> [Directions for this task] Can you pull out each line of the data below that includes the word "Отсечка"?

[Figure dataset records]
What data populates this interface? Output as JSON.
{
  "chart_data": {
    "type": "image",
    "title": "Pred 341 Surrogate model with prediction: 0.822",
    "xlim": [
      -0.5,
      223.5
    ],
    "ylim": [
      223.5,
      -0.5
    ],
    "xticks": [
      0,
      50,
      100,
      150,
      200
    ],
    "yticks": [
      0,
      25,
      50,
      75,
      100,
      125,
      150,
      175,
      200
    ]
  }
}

* * *

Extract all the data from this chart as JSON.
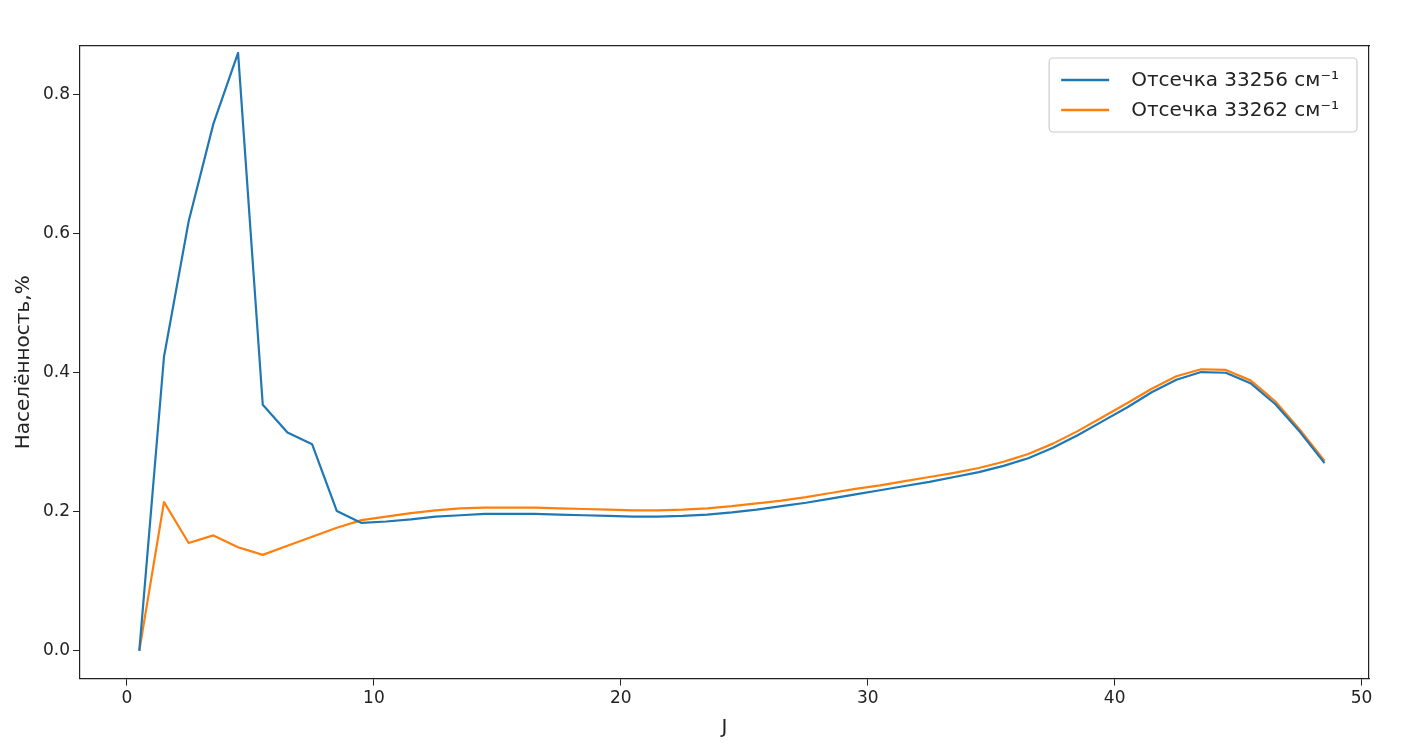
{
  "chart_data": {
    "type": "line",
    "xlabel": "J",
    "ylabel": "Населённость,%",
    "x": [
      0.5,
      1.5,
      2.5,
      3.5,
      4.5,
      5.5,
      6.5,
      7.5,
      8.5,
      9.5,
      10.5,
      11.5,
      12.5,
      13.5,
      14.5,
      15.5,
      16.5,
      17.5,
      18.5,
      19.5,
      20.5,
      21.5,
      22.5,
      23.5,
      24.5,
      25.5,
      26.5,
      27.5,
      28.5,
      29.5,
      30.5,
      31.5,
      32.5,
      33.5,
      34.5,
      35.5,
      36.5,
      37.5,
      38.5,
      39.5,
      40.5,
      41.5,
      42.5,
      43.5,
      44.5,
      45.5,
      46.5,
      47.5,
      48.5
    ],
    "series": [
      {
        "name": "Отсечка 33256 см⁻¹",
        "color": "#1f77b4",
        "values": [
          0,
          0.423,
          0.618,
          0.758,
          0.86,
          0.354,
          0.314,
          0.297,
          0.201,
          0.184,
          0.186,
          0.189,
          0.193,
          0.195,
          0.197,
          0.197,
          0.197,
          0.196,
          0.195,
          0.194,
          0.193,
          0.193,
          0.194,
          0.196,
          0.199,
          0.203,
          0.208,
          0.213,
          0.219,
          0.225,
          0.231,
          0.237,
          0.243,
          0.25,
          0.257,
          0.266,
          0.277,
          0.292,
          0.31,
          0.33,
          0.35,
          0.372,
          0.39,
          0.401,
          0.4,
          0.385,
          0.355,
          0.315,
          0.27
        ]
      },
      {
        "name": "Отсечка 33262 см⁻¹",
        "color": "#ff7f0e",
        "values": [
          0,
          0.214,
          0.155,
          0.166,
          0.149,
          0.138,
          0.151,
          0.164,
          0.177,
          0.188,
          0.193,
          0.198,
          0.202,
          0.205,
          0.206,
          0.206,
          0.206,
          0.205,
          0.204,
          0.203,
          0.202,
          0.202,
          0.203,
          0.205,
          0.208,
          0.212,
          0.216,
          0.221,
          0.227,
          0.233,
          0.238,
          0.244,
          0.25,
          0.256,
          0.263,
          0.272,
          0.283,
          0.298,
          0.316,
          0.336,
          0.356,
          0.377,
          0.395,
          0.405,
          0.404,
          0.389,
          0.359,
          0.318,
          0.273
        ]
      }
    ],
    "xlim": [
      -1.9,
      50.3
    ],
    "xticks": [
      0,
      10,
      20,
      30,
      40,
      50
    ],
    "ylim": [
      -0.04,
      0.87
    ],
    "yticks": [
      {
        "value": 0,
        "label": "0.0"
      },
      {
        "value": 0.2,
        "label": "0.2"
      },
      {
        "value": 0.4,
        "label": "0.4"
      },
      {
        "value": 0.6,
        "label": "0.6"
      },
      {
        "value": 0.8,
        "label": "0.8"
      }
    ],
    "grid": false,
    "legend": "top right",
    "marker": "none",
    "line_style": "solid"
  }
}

> [Answer for the task]
        "name": "Отсечка 33256 см⁻¹",
        "name": "Отсечка 33262 см⁻¹",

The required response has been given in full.